Start SOURCE DATA

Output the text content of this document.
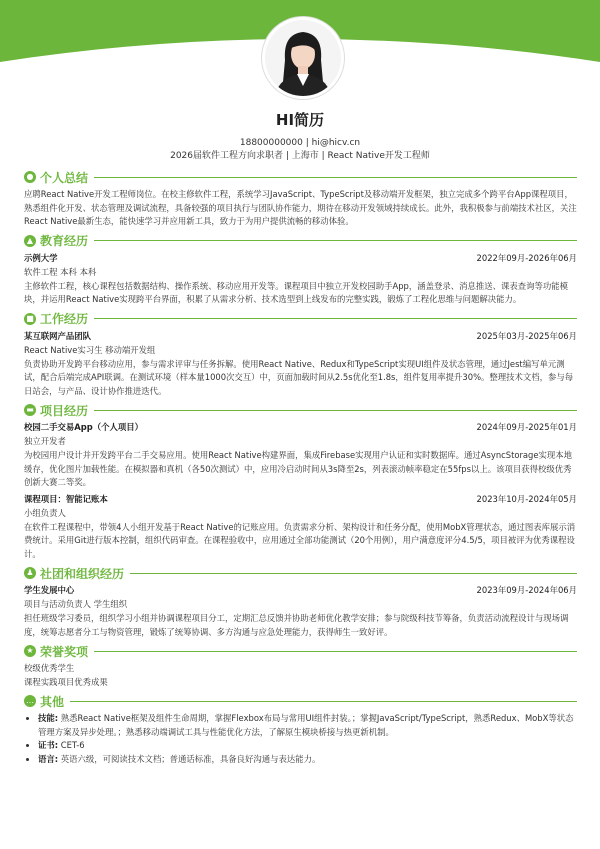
HI简历
18800000000 | hi@hicv.cn
2026届软件工程方向求职者 | 上海市 | React Native开发工程师
● 个人总结
应聘React Native开发工程师岗位。在校主修软件工程，系统学习JavaScript、TypeScript及移动端开发框架，独立完成多个跨平台App课程项目，熟悉组件化开发、状态管理及调试流程，具备较强的项目执行与团队协作能力，期待在移动开发领域持续成长。此外，我积极参与前端技术社区，关注React Native最新生态，能快速学习并应用新工具，致力于为用户提供流畅的移动体验。
▲ 教育经历
示例大学	2022年09月-2026年06月
软件工程 本科 本科
主修软件工程，核心课程包括数据结构、操作系统、移动应用开发等。课程项目中独立开发校园助手App，涵盖登录、消息推送、课表查询等功能模块，并运用React Native实现跨平台界面，积累了从需求分析、技术选型到上线发布的完整实践，锻炼了工程化思维与问题解决能力。
■ 工作经历
某互联网产品团队	2025年03月-2025年06月
React Native实习生 移动端开发组
负责协助开发跨平台移动应用，参与需求评审与任务拆解。使用React Native、Redux和TypeScript实现UI组件及状态管理，通过Jest编写单元测试，配合后端完成API联调。在测试环境（样本量1000次交互）中，页面加载时间从2.5s优化至1.8s，组件复用率提升30%。整理技术文档，参与每日站会，与产品、设计协作推进迭代。
▬ 项目经历
校园二手交易App（个人项目）	2024年09月-2025年01月
独立开发者
为校园用户设计并开发跨平台二手交易应用。使用React Native构建界面，集成Firebase实现用户认证和实时数据库。通过AsyncStorage实现本地缓存，优化图片加载性能。在模拟器和真机（各50次测试）中，应用冷启动时间从3s降至2s，列表滚动帧率稳定在55fps以上。该项目获得校级优秀创新大赛二等奖。
课程项目：智能记账本	2023年10月-2024年05月
小组负责人
在软件工程课程中，带领4人小组开发基于React Native的记账应用。负责需求分析、架构设计和任务分配，使用MobX管理状态，通过图表库展示消费统计。采用Git进行版本控制，组织代码审查。在课程验收中，应用通过全部功能测试（20个用例），用户满意度评分4.5/5，项目被评为优秀课程设计。
♟ 社团和组织经历
学生发展中心	2023年09月-2024年06月
项目与活动负责人 学生组织
担任班级学习委员，组织学习小组并协调课程项目分工，定期汇总反馈并协助老师优化教学安排；参与院级科技节筹备，负责活动流程设计与现场调度，统筹志愿者分工与物资管理，锻炼了统筹协调、多方沟通与应急处理能力，获得师生一致好评。
★ 荣誉奖项
校级优秀学生
课程实践项目优秀成果
… 其他
• 技能: 熟悉React Native框架及组件生命周期，掌握Flexbox布局与常用UI组件封装。；掌握JavaScript/TypeScript，熟悉Redux、MobX等状态管理方案及异步处理。；熟悉移动端调试工具与性能优化方法，了解原生模块桥接与热更新机制。
• 证书: CET-6
• 语言: 英语六级，可阅读技术文档；普通话标准，具备良好沟通与表达能力。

End SOURCE DATA

**WHAT TO WORK ON**:
The records above are to be quoted exactly, with all pictures left out.

**EXERCISE SOLUTION**:
Output the text content of this document.
HI简历
18800000000 | hi@hicv.cn
2026届软件工程方向求职者 | 上海市 | React Native开发工程师
● 个人总结
应聘React Native开发工程师岗位。在校主修软件工程，系统学习JavaScript、TypeScript及移动端开发框架，独立完成多个跨平台App课程项目，熟悉组件化开发、状态管理及调试流程，具备较强的项目执行与团队协作能力，期待在移动开发领域持续成长。此外，我积极参与前端技术社区，关注React Native最新生态，能快速学习并应用新工具，致力于为用户提供流畅的移动体验。
▲ 教育经历
示例大学	2022年09月-2026年06月
软件工程 本科 本科
主修软件工程，核心课程包括数据结构、操作系统、移动应用开发等。课程项目中独立开发校园助手App，涵盖登录、消息推送、课表查询等功能模块，并运用React Native实现跨平台界面，积累了从需求分析、技术选型到上线发布的完整实践，锻炼了工程化思维与问题解决能力。
■ 工作经历
某互联网产品团队	2025年03月-2025年06月
React Native实习生 移动端开发组
负责协助开发跨平台移动应用，参与需求评审与任务拆解。使用React Native、Redux和TypeScript实现UI组件及状态管理，通过Jest编写单元测试，配合后端完成API联调。在测试环境（样本量1000次交互）中，页面加载时间从2.5s优化至1.8s，组件复用率提升30%。整理技术文档，参与每日站会，与产品、设计协作推进迭代。
▬ 项目经历
校园二手交易App（个人项目）	2024年09月-2025年01月
独立开发者
为校园用户设计并开发跨平台二手交易应用。使用React Native构建界面，集成Firebase实现用户认证和实时数据库。通过AsyncStorage实现本地缓存，优化图片加载性能。在模拟器和真机（各50次测试）中，应用冷启动时间从3s降至2s，列表滚动帧率稳定在55fps以上。该项目获得校级优秀创新大赛二等奖。
课程项目：智能记账本	2023年10月-2024年05月
小组负责人
在软件工程课程中，带领4人小组开发基于React Native的记账应用。负责需求分析、架构设计和任务分配，使用MobX管理状态，通过图表库展示消费统计。采用Git进行版本控制，组织代码审查。在课程验收中，应用通过全部功能测试（20个用例），用户满意度评分4.5/5，项目被评为优秀课程设计。
♟ 社团和组织经历
学生发展中心	2023年09月-2024年06月
项目与活动负责人 学生组织
担任班级学习委员，组织学习小组并协调课程项目分工，定期汇总反馈并协助老师优化教学安排；参与院级科技节筹备，负责活动流程设计与现场调度，统筹志愿者分工与物资管理，锻炼了统筹协调、多方沟通与应急处理能力，获得师生一致好评。
★ 荣誉奖项
校级优秀学生
课程实践项目优秀成果
… 其他
• 技能: 熟悉React Native框架及组件生命周期，掌握Flexbox布局与常用UI组件封装。；掌握JavaScript/TypeScript，熟悉Redux、MobX等状态管理方案及异步处理。；熟悉移动端调试工具与性能优化方法，了解原生模块桥接与热更新机制。
• 证书: CET-6
• 语言: 英语六级，可阅读技术文档；普通话标准，具备良好沟通与表达能力。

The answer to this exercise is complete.